** THE TASK **
Your task is to extract every line from the material below exactly.
+ + + + +
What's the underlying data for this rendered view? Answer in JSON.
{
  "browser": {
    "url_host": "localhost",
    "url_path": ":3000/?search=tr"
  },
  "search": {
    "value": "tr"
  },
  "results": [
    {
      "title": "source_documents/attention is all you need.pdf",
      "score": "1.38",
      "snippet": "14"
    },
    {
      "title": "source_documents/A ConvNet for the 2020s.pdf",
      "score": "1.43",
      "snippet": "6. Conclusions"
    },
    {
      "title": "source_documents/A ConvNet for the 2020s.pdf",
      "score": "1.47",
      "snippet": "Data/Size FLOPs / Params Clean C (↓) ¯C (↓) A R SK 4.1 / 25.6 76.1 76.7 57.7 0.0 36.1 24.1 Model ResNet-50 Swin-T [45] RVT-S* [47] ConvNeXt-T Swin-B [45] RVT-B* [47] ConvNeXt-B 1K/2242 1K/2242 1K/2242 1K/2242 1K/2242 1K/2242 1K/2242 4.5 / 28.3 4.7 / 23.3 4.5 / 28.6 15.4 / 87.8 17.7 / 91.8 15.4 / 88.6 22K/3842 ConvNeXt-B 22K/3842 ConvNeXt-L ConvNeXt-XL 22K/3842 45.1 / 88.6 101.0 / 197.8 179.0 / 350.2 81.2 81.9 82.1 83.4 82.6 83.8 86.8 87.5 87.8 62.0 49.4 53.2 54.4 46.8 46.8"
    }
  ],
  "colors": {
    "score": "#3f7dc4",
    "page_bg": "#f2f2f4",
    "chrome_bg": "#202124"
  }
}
+ + + + +
** REPLY **
What's the underlying data for this rendered view? Answer in JSON.
{
  "browser": {
    "url_host": "localhost",
    "url_path": ":3000/?search=tr"
  },
  "search": {
    "value": "tr"
  },
  "results": [
    {
      "title": "source_documents/attention is all you need.pdf",
      "score": "1.38",
      "snippet": "14"
    },
    {
      "title": "source_documents/A ConvNet for the 2020s.pdf",
      "score": "1.43",
      "snippet": "6. Conclusions"
    },
    {
      "title": "source_documents/A ConvNet for the 2020s.pdf",
      "score": "1.47",
      "snippet": "Data/Size FLOPs / Params Clean C (↓) ¯C (↓) A R SK 4.1 / 25.6 76.1 76.7 57.7 0.0 36.1 24.1 Model ResNet-50 Swin-T [45] RVT-S* [47] ConvNeXt-T Swin-B [45] RVT-B* [47] ConvNeXt-B 1K/2242 1K/2242 1K/2242 1K/2242 1K/2242 1K/2242 1K/2242 4.5 / 28.3 4.7 / 23.3 4.5 / 28.6 15.4 / 87.8 17.7 / 91.8 15.4 / 88.6 22K/3842 ConvNeXt-B 22K/3842 ConvNeXt-L ConvNeXt-XL 22K/3842 45.1 / 88.6 101.0 / 197.8 179.0 / 350.2 81.2 81.9 82.1 83.4 82.6 83.8 86.8 87.5 87.8 62.0 49.4 53.2 54.4 46.8 46.8"
    }
  ],
  "colors": {
    "score": "#3f7dc4",
    "page_bg": "#f2f2f4",
    "chrome_bg": "#202124"
  }
}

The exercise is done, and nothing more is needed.